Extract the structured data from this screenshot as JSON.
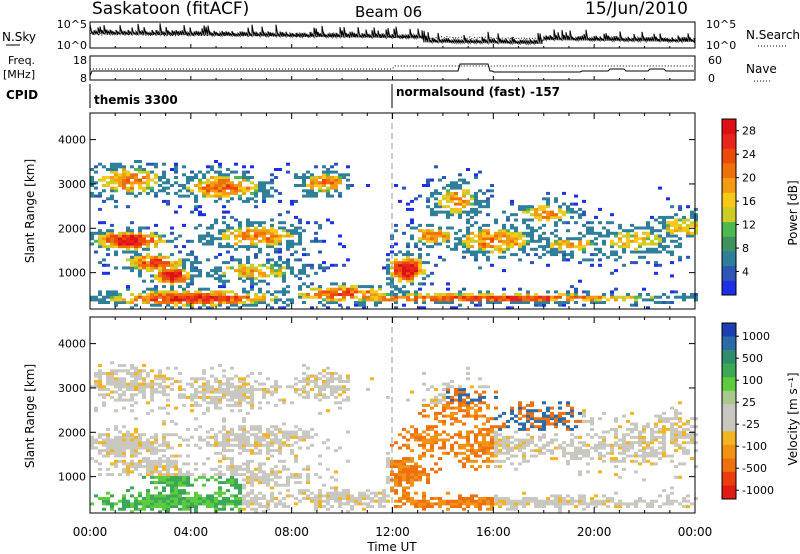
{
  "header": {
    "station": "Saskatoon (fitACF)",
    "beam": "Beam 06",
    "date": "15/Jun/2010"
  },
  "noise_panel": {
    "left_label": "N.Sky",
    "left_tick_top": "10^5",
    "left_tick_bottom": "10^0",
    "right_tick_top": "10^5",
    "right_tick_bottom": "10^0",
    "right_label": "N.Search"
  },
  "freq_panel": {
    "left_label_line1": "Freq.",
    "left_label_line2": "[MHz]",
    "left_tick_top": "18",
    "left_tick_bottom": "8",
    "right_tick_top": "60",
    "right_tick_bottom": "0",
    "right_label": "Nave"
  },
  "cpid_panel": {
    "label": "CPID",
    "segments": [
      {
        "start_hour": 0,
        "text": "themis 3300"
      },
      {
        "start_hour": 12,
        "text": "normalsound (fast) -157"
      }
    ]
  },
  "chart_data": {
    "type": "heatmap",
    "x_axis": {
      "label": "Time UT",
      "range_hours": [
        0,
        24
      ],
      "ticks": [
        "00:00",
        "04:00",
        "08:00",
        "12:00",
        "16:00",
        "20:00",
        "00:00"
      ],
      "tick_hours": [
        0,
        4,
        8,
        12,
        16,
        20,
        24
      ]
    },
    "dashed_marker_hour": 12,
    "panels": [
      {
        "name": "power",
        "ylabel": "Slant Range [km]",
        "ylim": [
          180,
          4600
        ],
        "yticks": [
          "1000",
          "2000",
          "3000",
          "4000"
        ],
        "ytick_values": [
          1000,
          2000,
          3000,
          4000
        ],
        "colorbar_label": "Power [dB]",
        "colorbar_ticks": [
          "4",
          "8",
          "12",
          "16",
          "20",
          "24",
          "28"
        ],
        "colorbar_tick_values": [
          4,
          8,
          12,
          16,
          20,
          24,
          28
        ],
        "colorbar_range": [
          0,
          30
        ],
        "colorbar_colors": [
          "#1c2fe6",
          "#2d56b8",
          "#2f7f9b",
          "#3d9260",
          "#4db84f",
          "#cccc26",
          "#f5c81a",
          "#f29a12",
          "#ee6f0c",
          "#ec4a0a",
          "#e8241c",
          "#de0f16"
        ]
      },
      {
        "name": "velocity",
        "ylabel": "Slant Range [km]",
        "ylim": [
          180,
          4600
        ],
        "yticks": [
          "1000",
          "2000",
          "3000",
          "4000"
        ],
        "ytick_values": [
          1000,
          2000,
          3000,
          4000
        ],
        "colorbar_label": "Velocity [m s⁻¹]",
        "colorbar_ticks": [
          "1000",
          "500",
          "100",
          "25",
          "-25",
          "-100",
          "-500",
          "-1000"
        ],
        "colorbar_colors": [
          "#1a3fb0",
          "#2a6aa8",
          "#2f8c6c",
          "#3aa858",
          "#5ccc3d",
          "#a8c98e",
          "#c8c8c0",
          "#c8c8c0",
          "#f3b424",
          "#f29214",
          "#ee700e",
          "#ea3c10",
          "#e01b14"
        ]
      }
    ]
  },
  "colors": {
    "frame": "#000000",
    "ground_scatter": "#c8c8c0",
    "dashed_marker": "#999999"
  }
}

-*-

◆ DIRECTIONS ◆
Print the complete listing exactly, apart from any pictures.

◆ COMPLETED TASK ◆
Extract the structured data from this screenshot as JSON.
{
  "header": {
    "station": "Saskatoon (fitACF)",
    "beam": "Beam 06",
    "date": "15/Jun/2010"
  },
  "noise_panel": {
    "left_label": "N.Sky",
    "left_tick_top": "10^5",
    "left_tick_bottom": "10^0",
    "right_tick_top": "10^5",
    "right_tick_bottom": "10^0",
    "right_label": "N.Search"
  },
  "freq_panel": {
    "left_label_line1": "Freq.",
    "left_label_line2": "[MHz]",
    "left_tick_top": "18",
    "left_tick_bottom": "8",
    "right_tick_top": "60",
    "right_tick_bottom": "0",
    "right_label": "Nave"
  },
  "cpid_panel": {
    "label": "CPID",
    "segments": [
      {
        "start_hour": 0,
        "text": "themis 3300"
      },
      {
        "start_hour": 12,
        "text": "normalsound (fast) -157"
      }
    ]
  },
  "chart_data": {
    "type": "heatmap",
    "x_axis": {
      "label": "Time UT",
      "range_hours": [
        0,
        24
      ],
      "ticks": [
        "00:00",
        "04:00",
        "08:00",
        "12:00",
        "16:00",
        "20:00",
        "00:00"
      ],
      "tick_hours": [
        0,
        4,
        8,
        12,
        16,
        20,
        24
      ]
    },
    "dashed_marker_hour": 12,
    "panels": [
      {
        "name": "power",
        "ylabel": "Slant Range [km]",
        "ylim": [
          180,
          4600
        ],
        "yticks": [
          "1000",
          "2000",
          "3000",
          "4000"
        ],
        "ytick_values": [
          1000,
          2000,
          3000,
          4000
        ],
        "colorbar_label": "Power [dB]",
        "colorbar_ticks": [
          "4",
          "8",
          "12",
          "16",
          "20",
          "24",
          "28"
        ],
        "colorbar_tick_values": [
          4,
          8,
          12,
          16,
          20,
          24,
          28
        ],
        "colorbar_range": [
          0,
          30
        ],
        "colorbar_colors": [
          "#1c2fe6",
          "#2d56b8",
          "#2f7f9b",
          "#3d9260",
          "#4db84f",
          "#cccc26",
          "#f5c81a",
          "#f29a12",
          "#ee6f0c",
          "#ec4a0a",
          "#e8241c",
          "#de0f16"
        ]
      },
      {
        "name": "velocity",
        "ylabel": "Slant Range [km]",
        "ylim": [
          180,
          4600
        ],
        "yticks": [
          "1000",
          "2000",
          "3000",
          "4000"
        ],
        "ytick_values": [
          1000,
          2000,
          3000,
          4000
        ],
        "colorbar_label": "Velocity [m s⁻¹]",
        "colorbar_ticks": [
          "1000",
          "500",
          "100",
          "25",
          "-25",
          "-100",
          "-500",
          "-1000"
        ],
        "colorbar_colors": [
          "#1a3fb0",
          "#2a6aa8",
          "#2f8c6c",
          "#3aa858",
          "#5ccc3d",
          "#a8c98e",
          "#c8c8c0",
          "#c8c8c0",
          "#f3b424",
          "#f29214",
          "#ee700e",
          "#ea3c10",
          "#e01b14"
        ]
      }
    ]
  },
  "colors": {
    "frame": "#000000",
    "ground_scatter": "#c8c8c0",
    "dashed_marker": "#999999"
  }
}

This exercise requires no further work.